◆ GOAL ◆
All the data must come back unchanged, except that pictures are left out.

◆ INPUT DATA ◆

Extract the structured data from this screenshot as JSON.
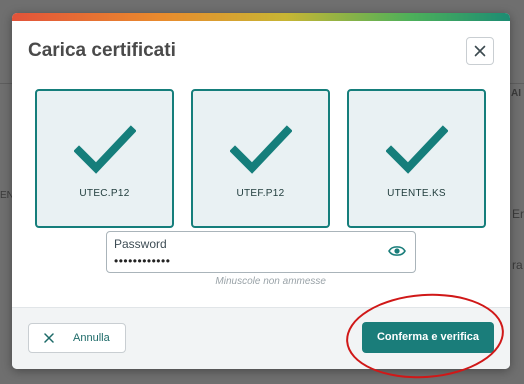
{
  "background": {
    "fragments": [
      "AI",
      "EN",
      "Er",
      "ra"
    ]
  },
  "modal": {
    "title": "Carica certificati",
    "close_icon": "close-icon",
    "certificates": [
      {
        "label": "UTEC.P12",
        "icon": "checkmark-icon"
      },
      {
        "label": "UTEF.P12",
        "icon": "checkmark-icon"
      },
      {
        "label": "UTENTE.KS",
        "icon": "checkmark-icon"
      }
    ],
    "password": {
      "label": "Password",
      "value": "••••••••••••",
      "hint": "Minuscole non ammesse",
      "toggle_icon": "eye-icon"
    },
    "footer": {
      "cancel_label": "Annulla",
      "cancel_icon": "close-icon",
      "confirm_label": "Conferma e verifica"
    }
  },
  "colors": {
    "accent": "#1a7d7a",
    "annotation": "#d01818"
  }
}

◆ REPLY ◆
Extract the structured data from this screenshot as JSON.
{
  "background": {
    "fragments": [
      "AI",
      "EN",
      "Er",
      "ra"
    ]
  },
  "modal": {
    "title": "Carica certificati",
    "close_icon": "close-icon",
    "certificates": [
      {
        "label": "UTEC.P12",
        "icon": "checkmark-icon"
      },
      {
        "label": "UTEF.P12",
        "icon": "checkmark-icon"
      },
      {
        "label": "UTENTE.KS",
        "icon": "checkmark-icon"
      }
    ],
    "password": {
      "label": "Password",
      "value": "••••••••••••",
      "hint": "Minuscole non ammesse",
      "toggle_icon": "eye-icon"
    },
    "footer": {
      "cancel_label": "Annulla",
      "cancel_icon": "close-icon",
      "confirm_label": "Conferma e verifica"
    }
  },
  "colors": {
    "accent": "#1a7d7a",
    "annotation": "#d01818"
  }
}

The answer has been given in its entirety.